● **取り組む課題**
本文から答えてください。
1. 米国のアマゾンの日本文学ランキングで1位の作品は何ですか?
2. 三島由紀夫「金閣寺」はそのランキングで何位ですか?
3. 都甲が挙げる、アメリカにいる3種類の日本文学愛好者とは何ですか?

----- 本文

2017年12月13日水曜日

世界から見た日本文学(3)

「村上春樹以後ーアメリカにおける現代日本文学」都甲幸治(早大文学学術院教授、69年生まれ)

 都甲幸治は翻訳者でもあり、村上春樹についても関心が深い。彼はこの稿で、日本文学に対して世界がどう見ているかを、具体的な内容をもとに論じている。
1)書店での売り上げ
(米国のアマゾンの日本文学トップ100ランキング:2017年9月12日アクセス)
 1.遠藤周作「沈黙」(映画化の影響)
 2.村上春樹「世界の終りとハードボイルド・ワンダーランド」
 3.谷崎潤一郎「痴人の愛」
 4.夏目漱石「こころ」
 5.夏目漱石「吾輩は猫である」(電子版)
 6.吉本ばなな「キッチン」
 7.川原礫「ソードアート・オンライン」(第2巻)*ライトノベル
 8.吉川英治「宮本武蔵」
 9.吉川英治「宮本武蔵」(電子版)
 10.紫式部「源氏物語」
 都甲もいろいろとコメントはしているのだが、私はそれ以上にビックリのベストテンである。川原礫って誰、という感じだ。知らない。漱石や谷崎って、そんなに読まれているの。いくらサムライ文化に関心があると言っても、吉川英治を読むの。私は全くと言っていいほど読んでいない。
 源氏物語も予想外だ。英語に訳してしまえば、口語と文語の壁は存在しないからだ、と都甲は書いている。ベスト100には、徒然草(17位)、枕草子(28位)、更級日記(70位)、松尾芭蕉「俳句集」(82位)、と古典文学が結構入っている。
 近代文学は、
 漱石:坊ちゃん(41位)、硝子戸の中(電子版)(68位)、草枕(81位)
 谷崎:細雪(32位)、蓼喰う虫(39位)、短編集(55位)台所太平記(91位)
 三島由紀夫:潮騒(18位)、午後の曳航(19位)、春の雪(26位)奔馬(53位)、真夏の死(59位)、禁色(76位)、金閣寺(97位)、
と意外と健闘している。
 一方、現代文学は全く振るわない、と都甲は書く。
 村上春樹:1Q84(36位)、風の歌を聴け・1973年のピンボール(45位)
 吉本ばなな:みずうみ(71位) 多和田葉子:雪の練習生(24位) 嶽本野ばら:下妻物語(93位)
 ミステリーでは、まるで日本のランキングのようだ、と言う。
 横山秀夫:64(15位) 高見広春:バトル・ロワイヤル(37位) 東野圭吾:容疑者Xの献身(40位) 誉田哲也:ソウルケイジ(80位) 綾辻行人:Another(86位) 宮部みゆき:龍は眠る(87位)
 ライトノベルでは、
 アネコユサギ:盾の勇者の成り上がり(27位) 大森藤ノ:ダンジョンに出会いを求めるのは間違っているだろうか(37位) 支倉凍砂:狼と香辛料(42位)、となっているが、私には全くわからない。
 都甲曰く、アメリカでは3種類の日本文学愛好者がいる。すなわち、純文学愛好者、ミステリー愛好者、オタク系の読者。

2)英語圏の文学賞
 純文学では、村上春樹が強いと言う。

----------
----- 提供資料

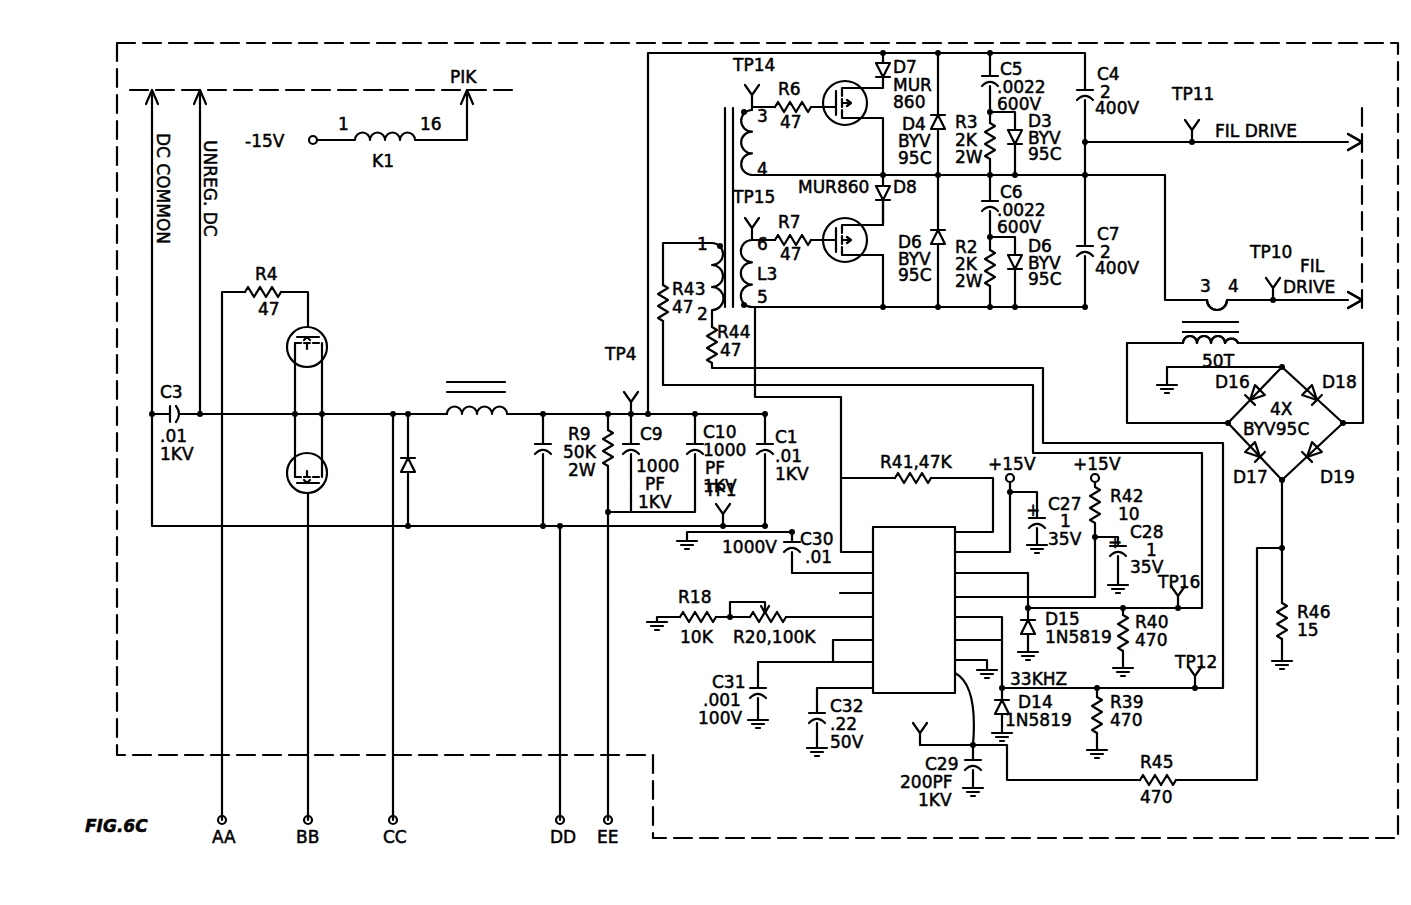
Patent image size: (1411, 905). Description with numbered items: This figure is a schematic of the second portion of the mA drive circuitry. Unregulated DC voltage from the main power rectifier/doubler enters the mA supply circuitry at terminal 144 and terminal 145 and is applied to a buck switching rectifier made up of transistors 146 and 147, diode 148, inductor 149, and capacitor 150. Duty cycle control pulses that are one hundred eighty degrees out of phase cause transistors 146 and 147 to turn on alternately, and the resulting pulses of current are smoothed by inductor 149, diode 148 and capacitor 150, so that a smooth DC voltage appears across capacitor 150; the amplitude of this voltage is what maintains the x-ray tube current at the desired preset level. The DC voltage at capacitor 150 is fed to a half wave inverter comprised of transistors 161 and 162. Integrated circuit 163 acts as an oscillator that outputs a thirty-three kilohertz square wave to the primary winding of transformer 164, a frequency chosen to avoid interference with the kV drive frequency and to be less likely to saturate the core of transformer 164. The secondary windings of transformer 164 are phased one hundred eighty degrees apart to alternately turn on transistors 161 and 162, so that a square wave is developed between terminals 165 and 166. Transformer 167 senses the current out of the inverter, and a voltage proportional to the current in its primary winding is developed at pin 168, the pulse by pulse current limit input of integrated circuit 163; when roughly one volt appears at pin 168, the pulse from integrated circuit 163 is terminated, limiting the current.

The terminal 144 is at (219, 94).
The terminal 145 is at (162, 98).
The transistor 146 is at (340, 335).
The transistor 147 is at (311, 481).
The diode 148 is at (451, 470).
The inductor 149 is at (486, 374).
The capacitor 150 is at (519, 470).
The transistor 161 is at (839, 112).
The transistor 162 is at (845, 249).
The integrated circuit 163 is at (918, 593).
The transformer 164 is at (712, 201).
The terminal 165 is at (1362, 115).
The terminal 166 is at (1368, 263).
The transformer 167 is at (1254, 322).
The pin 168 is at (937, 723).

----------

● **完成した回答**
1. 遠藤周作「沈黙」
2. 97位
3. 純文学愛好者、ミステリー愛好者、オタク系の読者